Look through the lines below and extract any with the word "因公出国".

══════

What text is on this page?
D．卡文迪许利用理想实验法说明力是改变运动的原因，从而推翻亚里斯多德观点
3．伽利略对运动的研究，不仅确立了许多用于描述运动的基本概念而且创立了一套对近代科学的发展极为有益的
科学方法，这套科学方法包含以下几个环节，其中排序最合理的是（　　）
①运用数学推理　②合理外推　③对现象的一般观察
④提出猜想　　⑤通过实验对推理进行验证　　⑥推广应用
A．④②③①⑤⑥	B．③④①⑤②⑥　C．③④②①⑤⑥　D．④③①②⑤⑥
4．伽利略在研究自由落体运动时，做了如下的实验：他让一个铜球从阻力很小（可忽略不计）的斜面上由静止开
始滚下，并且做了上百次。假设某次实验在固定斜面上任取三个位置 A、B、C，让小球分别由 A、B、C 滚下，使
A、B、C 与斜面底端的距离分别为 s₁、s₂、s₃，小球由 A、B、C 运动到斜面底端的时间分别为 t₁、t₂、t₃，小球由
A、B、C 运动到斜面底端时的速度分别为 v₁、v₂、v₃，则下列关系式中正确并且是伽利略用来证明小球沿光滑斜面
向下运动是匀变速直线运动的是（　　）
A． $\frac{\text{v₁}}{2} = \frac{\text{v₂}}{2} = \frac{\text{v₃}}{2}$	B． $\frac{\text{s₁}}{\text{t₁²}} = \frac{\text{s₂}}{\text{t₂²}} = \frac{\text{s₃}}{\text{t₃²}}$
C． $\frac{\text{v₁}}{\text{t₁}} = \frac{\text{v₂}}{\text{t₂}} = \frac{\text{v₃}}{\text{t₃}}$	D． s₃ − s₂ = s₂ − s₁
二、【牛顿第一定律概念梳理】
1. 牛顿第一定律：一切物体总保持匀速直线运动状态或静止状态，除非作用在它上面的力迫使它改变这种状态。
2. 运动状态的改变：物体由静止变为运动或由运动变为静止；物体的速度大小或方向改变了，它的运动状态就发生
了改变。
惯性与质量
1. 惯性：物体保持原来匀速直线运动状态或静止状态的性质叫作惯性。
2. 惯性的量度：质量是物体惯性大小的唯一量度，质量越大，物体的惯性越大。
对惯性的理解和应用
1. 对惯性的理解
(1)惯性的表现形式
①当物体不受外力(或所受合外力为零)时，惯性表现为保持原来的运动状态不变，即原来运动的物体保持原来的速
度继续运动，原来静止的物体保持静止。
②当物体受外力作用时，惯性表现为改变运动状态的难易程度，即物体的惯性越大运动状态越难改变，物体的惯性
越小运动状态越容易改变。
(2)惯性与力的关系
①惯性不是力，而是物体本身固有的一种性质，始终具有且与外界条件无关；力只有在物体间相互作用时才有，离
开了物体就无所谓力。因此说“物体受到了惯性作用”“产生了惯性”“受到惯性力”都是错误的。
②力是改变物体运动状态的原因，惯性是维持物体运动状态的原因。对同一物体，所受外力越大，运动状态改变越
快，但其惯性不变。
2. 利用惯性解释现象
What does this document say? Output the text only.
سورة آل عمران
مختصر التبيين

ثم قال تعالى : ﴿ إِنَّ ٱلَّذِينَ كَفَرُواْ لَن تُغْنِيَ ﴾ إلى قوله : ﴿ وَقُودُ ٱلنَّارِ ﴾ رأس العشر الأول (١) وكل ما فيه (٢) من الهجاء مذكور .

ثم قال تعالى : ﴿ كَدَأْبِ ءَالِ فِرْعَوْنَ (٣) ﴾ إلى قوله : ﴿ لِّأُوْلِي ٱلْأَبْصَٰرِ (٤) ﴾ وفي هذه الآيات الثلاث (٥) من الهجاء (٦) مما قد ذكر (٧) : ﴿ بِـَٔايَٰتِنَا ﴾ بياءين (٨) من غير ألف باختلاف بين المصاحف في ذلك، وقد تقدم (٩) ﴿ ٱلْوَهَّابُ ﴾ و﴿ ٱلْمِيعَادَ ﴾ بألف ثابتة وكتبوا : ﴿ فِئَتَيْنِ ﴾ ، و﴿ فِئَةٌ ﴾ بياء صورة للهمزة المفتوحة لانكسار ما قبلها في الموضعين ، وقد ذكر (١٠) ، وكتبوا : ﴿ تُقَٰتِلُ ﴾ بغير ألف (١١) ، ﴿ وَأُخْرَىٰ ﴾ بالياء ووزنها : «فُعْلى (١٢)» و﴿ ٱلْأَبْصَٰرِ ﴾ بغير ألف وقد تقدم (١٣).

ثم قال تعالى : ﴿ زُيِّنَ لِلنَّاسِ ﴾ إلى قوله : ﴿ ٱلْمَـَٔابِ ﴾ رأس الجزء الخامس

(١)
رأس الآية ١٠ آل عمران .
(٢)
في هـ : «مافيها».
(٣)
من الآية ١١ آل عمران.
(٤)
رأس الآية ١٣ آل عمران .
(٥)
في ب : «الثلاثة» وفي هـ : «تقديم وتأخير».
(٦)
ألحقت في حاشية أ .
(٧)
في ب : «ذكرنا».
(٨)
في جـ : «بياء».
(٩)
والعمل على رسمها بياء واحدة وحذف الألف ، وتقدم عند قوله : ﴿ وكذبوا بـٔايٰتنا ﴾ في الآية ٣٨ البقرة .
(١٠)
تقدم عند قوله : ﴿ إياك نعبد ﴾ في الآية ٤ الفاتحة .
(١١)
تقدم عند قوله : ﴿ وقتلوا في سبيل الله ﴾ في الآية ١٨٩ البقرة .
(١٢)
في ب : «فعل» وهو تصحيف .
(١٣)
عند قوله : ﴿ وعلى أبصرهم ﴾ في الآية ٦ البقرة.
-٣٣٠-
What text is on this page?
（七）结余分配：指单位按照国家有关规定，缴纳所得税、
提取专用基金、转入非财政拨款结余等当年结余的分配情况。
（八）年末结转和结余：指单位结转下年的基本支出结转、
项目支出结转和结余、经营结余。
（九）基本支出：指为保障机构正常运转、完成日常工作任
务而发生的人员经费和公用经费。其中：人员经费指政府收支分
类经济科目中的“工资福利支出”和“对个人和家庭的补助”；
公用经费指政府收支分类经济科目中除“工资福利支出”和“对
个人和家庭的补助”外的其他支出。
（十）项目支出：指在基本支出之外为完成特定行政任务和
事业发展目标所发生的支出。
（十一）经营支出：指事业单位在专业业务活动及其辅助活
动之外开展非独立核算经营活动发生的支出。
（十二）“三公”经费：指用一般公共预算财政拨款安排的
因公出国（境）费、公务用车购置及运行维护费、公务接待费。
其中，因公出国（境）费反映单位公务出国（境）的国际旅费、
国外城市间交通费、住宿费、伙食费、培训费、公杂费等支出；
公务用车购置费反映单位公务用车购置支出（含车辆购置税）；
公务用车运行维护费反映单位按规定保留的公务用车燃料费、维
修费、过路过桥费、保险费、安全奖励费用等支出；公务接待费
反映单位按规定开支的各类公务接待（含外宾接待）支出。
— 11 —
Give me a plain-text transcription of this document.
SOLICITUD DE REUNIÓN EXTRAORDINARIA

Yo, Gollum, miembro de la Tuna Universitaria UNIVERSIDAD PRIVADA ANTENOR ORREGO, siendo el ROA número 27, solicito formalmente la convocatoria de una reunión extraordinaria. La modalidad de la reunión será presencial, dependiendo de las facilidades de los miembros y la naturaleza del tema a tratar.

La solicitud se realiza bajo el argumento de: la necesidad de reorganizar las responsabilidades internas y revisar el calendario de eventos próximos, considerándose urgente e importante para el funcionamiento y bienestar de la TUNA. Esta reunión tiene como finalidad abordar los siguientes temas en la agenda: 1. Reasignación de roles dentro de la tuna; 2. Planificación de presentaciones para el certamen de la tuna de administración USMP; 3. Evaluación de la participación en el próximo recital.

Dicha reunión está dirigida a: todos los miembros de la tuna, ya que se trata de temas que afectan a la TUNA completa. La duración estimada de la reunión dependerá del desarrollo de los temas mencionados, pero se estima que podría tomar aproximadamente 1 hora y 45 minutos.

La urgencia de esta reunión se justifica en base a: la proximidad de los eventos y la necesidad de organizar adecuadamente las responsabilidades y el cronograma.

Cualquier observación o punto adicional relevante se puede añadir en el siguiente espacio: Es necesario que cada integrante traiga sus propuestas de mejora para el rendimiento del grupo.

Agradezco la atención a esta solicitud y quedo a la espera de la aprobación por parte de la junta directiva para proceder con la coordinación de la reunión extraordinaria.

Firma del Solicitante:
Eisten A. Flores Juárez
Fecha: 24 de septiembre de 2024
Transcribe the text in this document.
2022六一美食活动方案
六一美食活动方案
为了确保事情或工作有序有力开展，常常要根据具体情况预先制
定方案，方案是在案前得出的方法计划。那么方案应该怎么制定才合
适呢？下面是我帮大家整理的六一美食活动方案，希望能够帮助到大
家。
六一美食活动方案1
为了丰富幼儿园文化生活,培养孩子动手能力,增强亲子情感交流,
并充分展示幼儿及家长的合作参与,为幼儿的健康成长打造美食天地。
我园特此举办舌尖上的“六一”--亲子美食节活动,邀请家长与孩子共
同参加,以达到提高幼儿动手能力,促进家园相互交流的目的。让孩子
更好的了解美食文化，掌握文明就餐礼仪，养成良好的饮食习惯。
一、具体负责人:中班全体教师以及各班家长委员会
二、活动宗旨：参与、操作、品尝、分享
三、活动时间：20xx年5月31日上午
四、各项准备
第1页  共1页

══════

CORRECT RESULT:
因公出国（境）费、公务用车购置及运行维护费、公务接待费。
其中，因公出国（境）费反映单位公务出国（境）的国际旅费、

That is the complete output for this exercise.